→ **Brano fornito**

═══

Le arti segnalavano la propria presenza con oggetti di loro appartenenza o iscrizioni. Ogni arte aveva una propria cappella, la cui costruzione e manutenzione rappresentavano una spesa ingente, se si pensa che alcune corporazioni destinavano per statuto parte delle entrate provenienti dai trasgressori alla cappella dell'arte. La chiesa era per le arti un luogo dalle molteplici funzioni: oltre che spazio associativo, essa rappresentava il concreto spazio fisico per dimostrare la propria presenza nella città ed eventualmente la propria forza e potere.

═══

→ **Materiale fornito**
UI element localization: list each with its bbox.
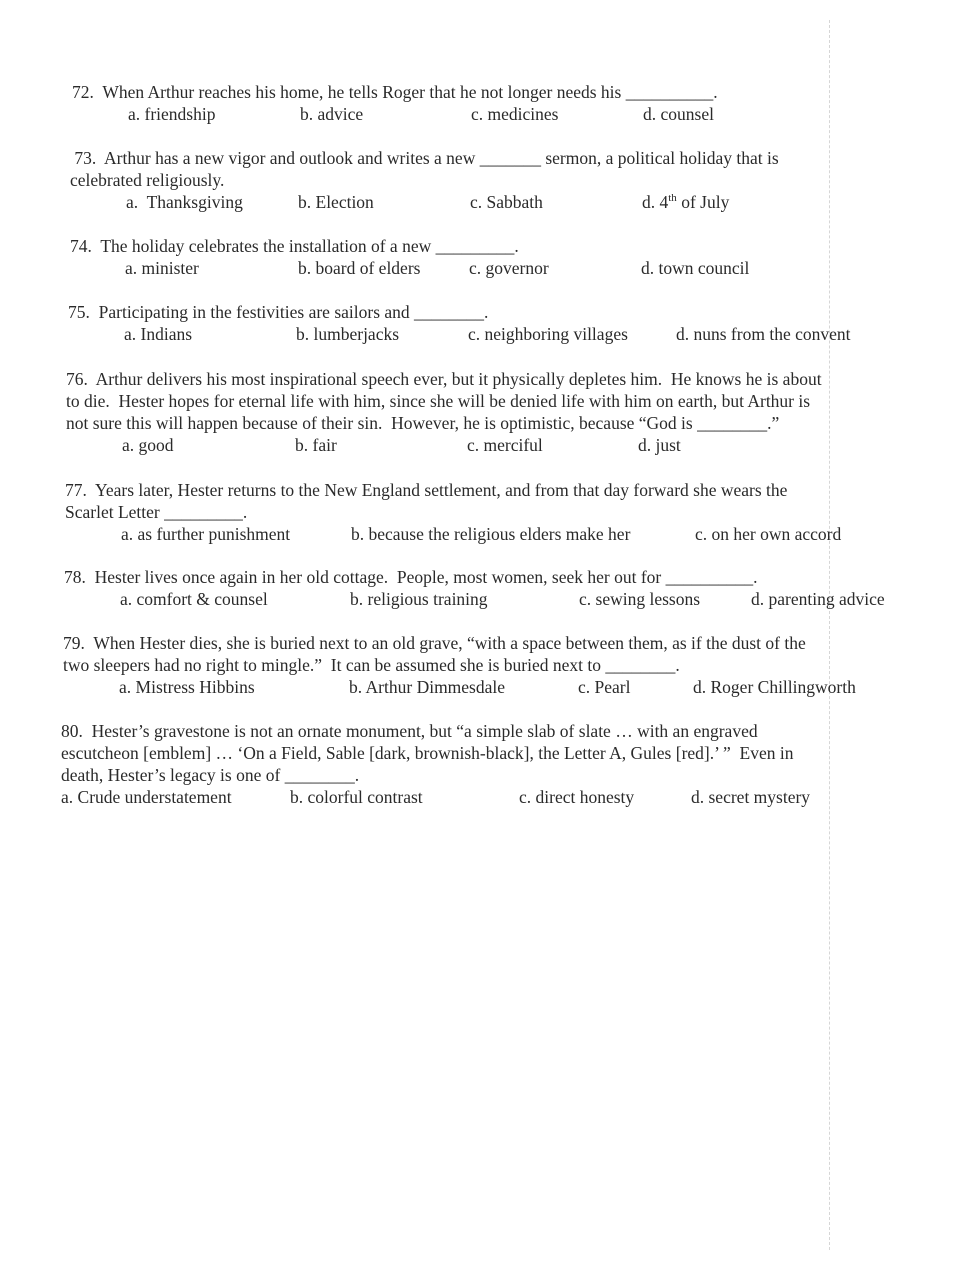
answer-choices [61,786,811,808]
question-73 [70,147,779,213]
answer-choices [72,103,718,125]
question-stem: 80. Hester’s gravestone is not an ornate monument, but “a simple slab of slate … with an engraved [61,721,758,741]
choice-b[interactable]: b. lumberjacks [296,324,400,344]
choice-b[interactable]: b. Election [298,192,374,212]
question-77 [65,479,842,545]
question-stem-continued: two sleepers had no right to mingle.” It can be assumed she is buried next to ________. [63,655,680,675]
question-79 [63,632,856,698]
answer-choices [63,676,856,698]
choice-a[interactable]: a. minister [125,258,199,278]
answer-choices [68,323,851,345]
question-stem-continued: Scarlet Letter _________. [65,502,248,522]
choice-c[interactable]: c. direct honesty [519,787,635,807]
question-stem-continued: escutcheon [emblem] … ‘On a Field, Sable [dark, brownish-black], the Letter A, Gules [red].’ ” Even in [61,743,794,763]
answer-choices [70,257,750,279]
choice-a[interactable]: a. Mistress Hibbins [119,677,255,697]
question-stem: 76. Arthur delivers his most inspirational speech ever, but it physically depletes him. He knows he is about [66,369,822,389]
question-78 [64,566,885,610]
choice-c[interactable]: c. governor [469,258,549,278]
choice-b[interactable]: b. religious training [350,589,488,609]
choice-b[interactable]: b. board of elders [298,258,421,278]
choice-c[interactable]: c. Sabbath [470,192,543,212]
choice-a[interactable]: a. good [122,435,174,455]
question-stem-continued: not sure this will happen because of their sin. However, he is optimistic, because “God is ________.” [66,413,780,433]
question-stem: 75. Participating in the festivities are sailors and ________. [68,302,489,322]
choice-b[interactable]: b. Arthur Dimmesdale [349,677,506,697]
choice-a[interactable]: a. as further punishment [121,524,291,544]
choice-c[interactable]: c. Pearl [578,677,631,697]
choice-c[interactable]: c. neighboring villages [468,324,628,344]
question-74 [70,235,750,279]
choice-d[interactable]: d. nuns from the convent [676,324,851,344]
choice-c[interactable]: c. sewing lessons [579,589,701,609]
choice-a[interactable]: a. Thanksgiving [126,192,243,212]
answer-choices [64,588,885,610]
choice-c[interactable]: c. merciful [467,435,543,455]
question-72 [72,81,718,125]
question-stem-continued: celebrated religiously. [70,170,225,190]
choice-a[interactable]: a. Crude understatement [61,787,232,807]
question-stem-continued: death, Hester’s legacy is one of ________. [61,765,360,785]
question-stem-continued: to die. Hester hopes for eternal life with him, since she will be denied life with him on earth, but Arthur is [66,391,811,411]
answer-choices [70,191,779,213]
choice-d[interactable]: d. just [638,435,681,455]
choice-b[interactable]: b. fair [295,435,337,455]
choice-b[interactable]: b. advice [300,104,364,124]
question-stem: 78. Hester lives once again in her old cottage. People, most women, seek her out for __________. [64,567,758,587]
choice-d[interactable]: d. town council [641,258,750,278]
question-80 [61,720,811,808]
choice-d[interactable]: d. Roger Chillingworth [693,677,856,697]
answer-choices [66,434,822,456]
choice-d[interactable]: d. 4th of July [642,192,730,212]
choice-d[interactable]: d. counsel [643,104,714,124]
choice-a[interactable]: a. Indians [124,324,193,344]
question-stem: 77. Years later, Hester returns to the New England settlement, and from that day forward she wears the [65,480,788,500]
choice-c[interactable]: c. on her own accord [695,524,842,544]
choice-b[interactable]: b. because the religious elders make her [351,524,631,544]
choice-a[interactable]: a. friendship [128,104,216,124]
question-stem: 73. Arthur has a new vigor and outlook and writes a new _______ sermon, a political holiday that is [74,148,779,168]
choice-a[interactable]: a. comfort & counsel [120,589,268,609]
question-stem: 72. When Arthur reaches his home, he tells Roger that he not longer needs his __________. [72,82,718,102]
choice-c[interactable]: c. medicines [471,104,559,124]
question-stem: 79. When Hester dies, she is buried next to an old grave, “with a space between them, as if the dust of the [63,633,806,653]
page-fold-line [829,20,830,1250]
question-stem: 74. The holiday celebrates the installation of a new _________. [70,236,519,256]
answer-choices [65,523,842,545]
choice-d[interactable]: d. secret mystery [691,787,811,807]
question-75 [68,301,851,345]
choice-b[interactable]: b. colorful contrast [290,787,423,807]
choice-d[interactable]: d. parenting advice [751,589,885,609]
question-76 [66,368,822,456]
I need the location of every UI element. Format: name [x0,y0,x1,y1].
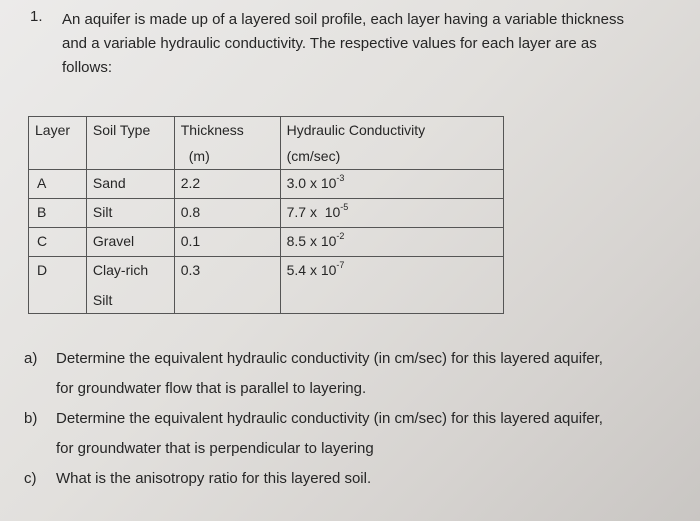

═══

→ **Il compito**
Secondo il brano fornito, da dove provenivano le entrate che alcune corporazioni destinavano per statuto alla cappella dell'arte?

→ **Soluzione**
Provenivano dai trasgressori.